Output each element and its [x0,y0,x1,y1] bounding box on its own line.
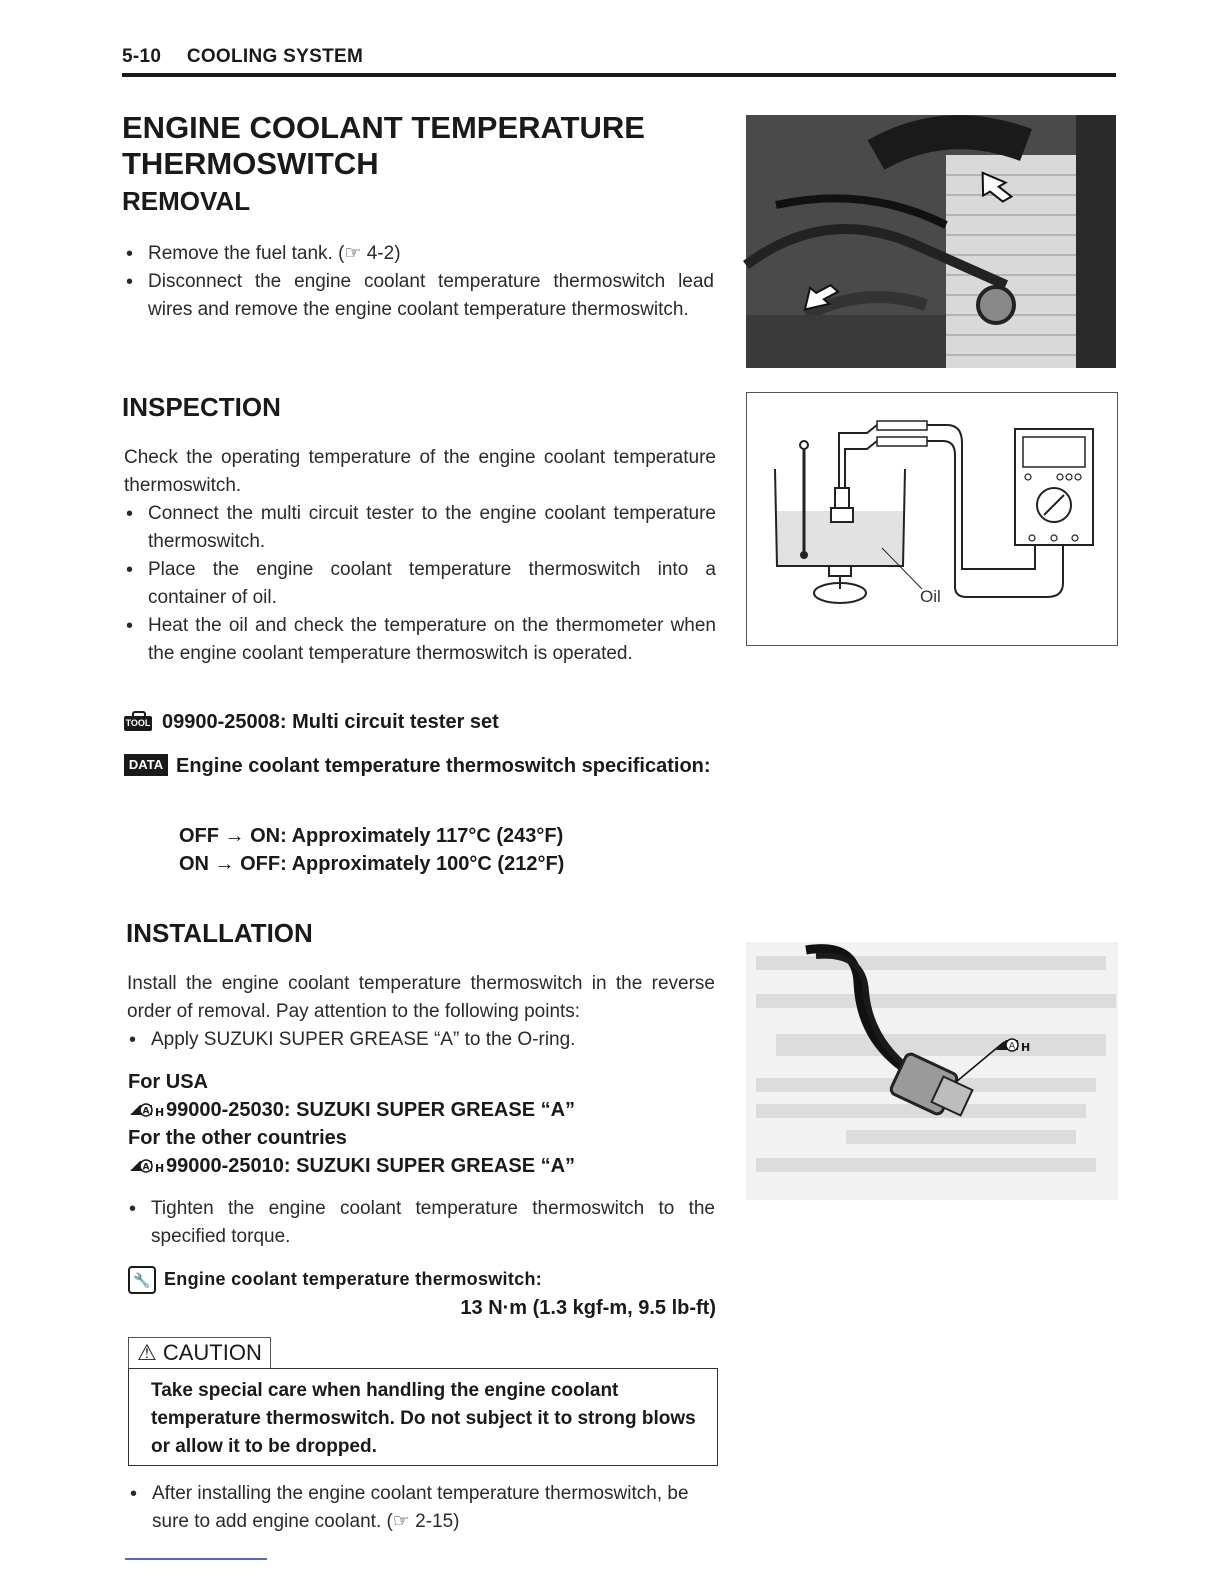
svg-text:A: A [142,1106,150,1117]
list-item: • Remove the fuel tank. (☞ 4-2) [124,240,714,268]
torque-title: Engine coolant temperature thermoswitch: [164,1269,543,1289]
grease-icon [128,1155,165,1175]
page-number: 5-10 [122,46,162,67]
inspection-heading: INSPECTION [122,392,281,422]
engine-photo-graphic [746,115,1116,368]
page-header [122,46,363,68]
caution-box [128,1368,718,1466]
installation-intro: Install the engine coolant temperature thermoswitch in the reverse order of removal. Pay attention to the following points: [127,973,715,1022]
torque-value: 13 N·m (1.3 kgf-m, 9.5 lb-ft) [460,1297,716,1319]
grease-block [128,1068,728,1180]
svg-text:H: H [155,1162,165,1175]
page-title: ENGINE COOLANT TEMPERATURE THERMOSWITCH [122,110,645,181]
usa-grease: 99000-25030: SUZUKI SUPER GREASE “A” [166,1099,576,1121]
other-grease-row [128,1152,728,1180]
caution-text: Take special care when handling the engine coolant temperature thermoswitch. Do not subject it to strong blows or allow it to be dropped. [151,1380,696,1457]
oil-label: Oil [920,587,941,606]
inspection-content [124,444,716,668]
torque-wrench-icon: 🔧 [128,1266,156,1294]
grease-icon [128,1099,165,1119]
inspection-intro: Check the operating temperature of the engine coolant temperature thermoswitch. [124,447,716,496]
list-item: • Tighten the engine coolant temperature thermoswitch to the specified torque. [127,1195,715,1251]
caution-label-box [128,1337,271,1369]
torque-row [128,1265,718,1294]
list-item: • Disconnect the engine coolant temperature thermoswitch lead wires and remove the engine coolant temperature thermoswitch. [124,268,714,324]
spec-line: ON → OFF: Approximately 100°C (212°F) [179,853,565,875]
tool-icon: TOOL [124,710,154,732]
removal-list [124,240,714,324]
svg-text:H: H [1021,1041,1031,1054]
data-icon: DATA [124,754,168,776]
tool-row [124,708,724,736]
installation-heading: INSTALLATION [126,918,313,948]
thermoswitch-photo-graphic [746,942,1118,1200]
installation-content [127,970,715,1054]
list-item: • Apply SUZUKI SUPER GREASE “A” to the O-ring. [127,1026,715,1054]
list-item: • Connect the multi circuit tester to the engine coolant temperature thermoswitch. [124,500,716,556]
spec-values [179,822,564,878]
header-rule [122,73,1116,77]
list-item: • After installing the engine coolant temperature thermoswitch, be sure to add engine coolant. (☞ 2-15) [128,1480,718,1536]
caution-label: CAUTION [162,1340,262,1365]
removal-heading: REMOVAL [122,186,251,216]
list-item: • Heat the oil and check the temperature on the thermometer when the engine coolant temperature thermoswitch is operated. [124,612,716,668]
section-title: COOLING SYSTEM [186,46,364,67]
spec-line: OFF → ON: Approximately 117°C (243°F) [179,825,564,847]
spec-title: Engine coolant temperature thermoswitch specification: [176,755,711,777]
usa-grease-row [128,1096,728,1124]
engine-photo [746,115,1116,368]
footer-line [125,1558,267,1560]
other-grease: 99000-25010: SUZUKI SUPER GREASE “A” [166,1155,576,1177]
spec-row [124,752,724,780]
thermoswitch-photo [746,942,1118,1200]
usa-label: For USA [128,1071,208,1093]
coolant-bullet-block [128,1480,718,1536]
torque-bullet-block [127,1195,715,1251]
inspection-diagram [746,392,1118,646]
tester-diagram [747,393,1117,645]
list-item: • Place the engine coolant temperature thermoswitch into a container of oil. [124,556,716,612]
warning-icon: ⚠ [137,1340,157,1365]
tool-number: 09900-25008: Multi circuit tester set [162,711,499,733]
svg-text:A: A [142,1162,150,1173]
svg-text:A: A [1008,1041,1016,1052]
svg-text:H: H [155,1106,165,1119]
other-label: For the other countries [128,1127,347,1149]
****************************************
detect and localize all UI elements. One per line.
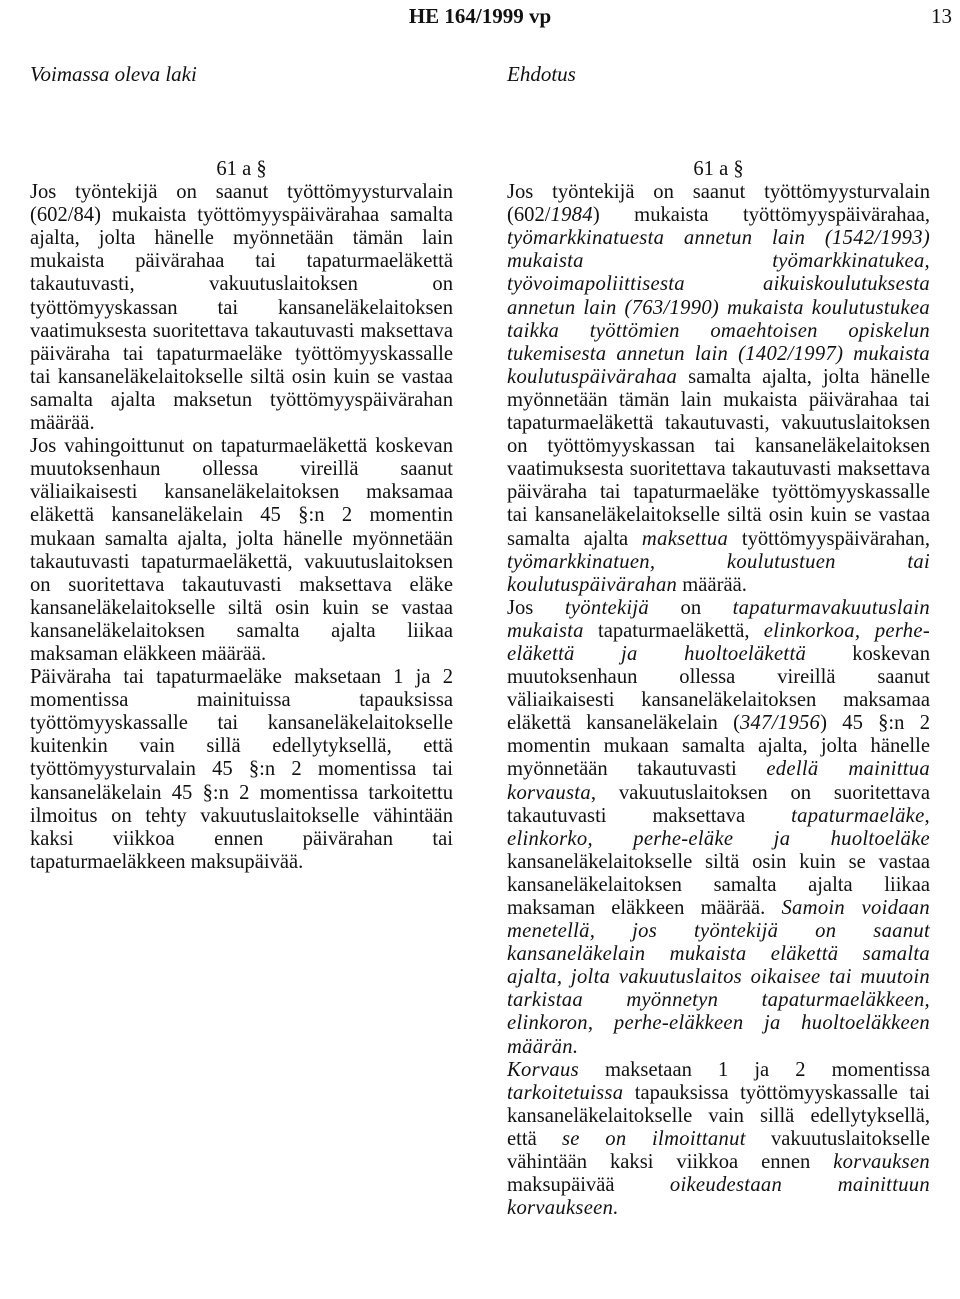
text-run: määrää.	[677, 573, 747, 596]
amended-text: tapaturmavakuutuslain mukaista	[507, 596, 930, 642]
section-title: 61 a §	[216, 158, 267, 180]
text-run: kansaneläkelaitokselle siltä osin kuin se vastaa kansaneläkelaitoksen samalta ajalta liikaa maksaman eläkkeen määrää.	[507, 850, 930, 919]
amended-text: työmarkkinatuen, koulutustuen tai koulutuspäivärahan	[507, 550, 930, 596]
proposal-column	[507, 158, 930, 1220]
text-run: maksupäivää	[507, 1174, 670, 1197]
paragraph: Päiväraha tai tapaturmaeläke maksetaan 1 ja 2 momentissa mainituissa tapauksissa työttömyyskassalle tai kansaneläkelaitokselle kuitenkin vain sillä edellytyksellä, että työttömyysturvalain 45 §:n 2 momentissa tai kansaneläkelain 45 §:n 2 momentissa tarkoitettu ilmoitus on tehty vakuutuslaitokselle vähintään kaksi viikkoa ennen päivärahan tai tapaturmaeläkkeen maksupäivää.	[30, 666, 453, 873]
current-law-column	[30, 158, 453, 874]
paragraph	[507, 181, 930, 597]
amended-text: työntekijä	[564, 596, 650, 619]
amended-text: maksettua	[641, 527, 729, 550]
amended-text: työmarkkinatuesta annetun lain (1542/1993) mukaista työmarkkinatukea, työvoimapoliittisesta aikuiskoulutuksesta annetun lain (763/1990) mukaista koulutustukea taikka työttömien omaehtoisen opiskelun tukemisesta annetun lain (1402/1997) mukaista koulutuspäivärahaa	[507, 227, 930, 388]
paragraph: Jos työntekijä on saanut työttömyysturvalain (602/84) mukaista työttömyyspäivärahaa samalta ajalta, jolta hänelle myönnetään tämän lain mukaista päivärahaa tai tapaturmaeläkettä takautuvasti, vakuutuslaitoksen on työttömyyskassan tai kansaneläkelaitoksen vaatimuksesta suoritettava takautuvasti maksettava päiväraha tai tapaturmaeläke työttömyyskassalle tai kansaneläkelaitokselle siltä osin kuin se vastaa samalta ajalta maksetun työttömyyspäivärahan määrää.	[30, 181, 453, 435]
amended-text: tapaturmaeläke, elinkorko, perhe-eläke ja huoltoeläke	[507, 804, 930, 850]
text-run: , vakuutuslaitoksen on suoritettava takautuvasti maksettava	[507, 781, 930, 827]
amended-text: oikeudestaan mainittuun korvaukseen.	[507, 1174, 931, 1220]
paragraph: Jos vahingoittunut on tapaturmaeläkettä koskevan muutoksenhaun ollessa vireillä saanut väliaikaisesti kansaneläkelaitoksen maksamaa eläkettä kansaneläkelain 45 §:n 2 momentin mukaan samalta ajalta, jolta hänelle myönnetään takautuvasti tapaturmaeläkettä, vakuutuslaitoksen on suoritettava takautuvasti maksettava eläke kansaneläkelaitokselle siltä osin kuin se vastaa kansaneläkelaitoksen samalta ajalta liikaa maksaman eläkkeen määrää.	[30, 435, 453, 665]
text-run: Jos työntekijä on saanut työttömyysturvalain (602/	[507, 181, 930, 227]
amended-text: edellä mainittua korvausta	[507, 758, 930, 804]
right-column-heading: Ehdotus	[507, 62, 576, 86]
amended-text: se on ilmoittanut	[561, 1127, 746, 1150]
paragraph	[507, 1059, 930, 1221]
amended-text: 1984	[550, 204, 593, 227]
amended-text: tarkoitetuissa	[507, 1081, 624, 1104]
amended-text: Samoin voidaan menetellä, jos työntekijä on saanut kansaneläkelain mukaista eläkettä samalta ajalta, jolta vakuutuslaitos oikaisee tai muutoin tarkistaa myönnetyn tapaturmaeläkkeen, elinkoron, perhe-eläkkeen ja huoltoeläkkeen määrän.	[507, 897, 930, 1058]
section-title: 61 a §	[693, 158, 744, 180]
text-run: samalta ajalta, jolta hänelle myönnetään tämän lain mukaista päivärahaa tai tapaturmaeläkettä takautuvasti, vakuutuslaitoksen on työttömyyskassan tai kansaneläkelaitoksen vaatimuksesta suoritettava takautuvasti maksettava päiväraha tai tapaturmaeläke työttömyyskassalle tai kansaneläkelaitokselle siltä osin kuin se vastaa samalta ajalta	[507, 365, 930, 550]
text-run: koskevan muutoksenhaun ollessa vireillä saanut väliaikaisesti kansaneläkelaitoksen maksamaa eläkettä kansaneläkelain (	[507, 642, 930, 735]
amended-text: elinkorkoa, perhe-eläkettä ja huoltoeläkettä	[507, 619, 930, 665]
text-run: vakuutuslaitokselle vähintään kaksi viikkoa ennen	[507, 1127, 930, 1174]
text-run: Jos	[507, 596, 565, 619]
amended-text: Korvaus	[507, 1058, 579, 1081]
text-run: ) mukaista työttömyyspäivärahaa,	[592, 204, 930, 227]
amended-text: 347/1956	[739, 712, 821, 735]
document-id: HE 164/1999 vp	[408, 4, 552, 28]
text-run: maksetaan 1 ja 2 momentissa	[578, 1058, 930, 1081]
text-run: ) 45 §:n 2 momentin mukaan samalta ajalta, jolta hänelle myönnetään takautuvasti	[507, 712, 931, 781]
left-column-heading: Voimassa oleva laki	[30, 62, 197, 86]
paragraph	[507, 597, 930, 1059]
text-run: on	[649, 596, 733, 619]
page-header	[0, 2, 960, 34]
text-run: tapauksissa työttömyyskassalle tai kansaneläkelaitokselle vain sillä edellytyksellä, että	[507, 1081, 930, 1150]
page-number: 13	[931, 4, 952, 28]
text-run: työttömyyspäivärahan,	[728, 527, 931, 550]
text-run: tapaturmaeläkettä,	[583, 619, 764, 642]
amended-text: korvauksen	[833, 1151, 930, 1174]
****************************************
→ Task to complete
Please copy the rows starting at the line that contains "573, 747, 596]" and ending at the line that contains "1174, 670, 1197]", both included, with no changes.

→ The answer
text-run: määrää.	[677, 573, 747, 596]
amended-text: tapaturmavakuutuslain mukaista	[507, 596, 930, 642]
section-title: 61 a §	[216, 158, 267, 180]
text-run: kansaneläkelaitokselle siltä osin kuin se vastaa kansaneläkelaitoksen samalta ajalta liikaa maksaman eläkkeen määrää.	[507, 850, 930, 919]
amended-text: työmarkkinatuen, koulutustuen tai koulutuspäivärahan	[507, 550, 930, 596]
proposal-column	[507, 158, 930, 1220]
text-run: maksupäivää	[507, 1174, 670, 1197]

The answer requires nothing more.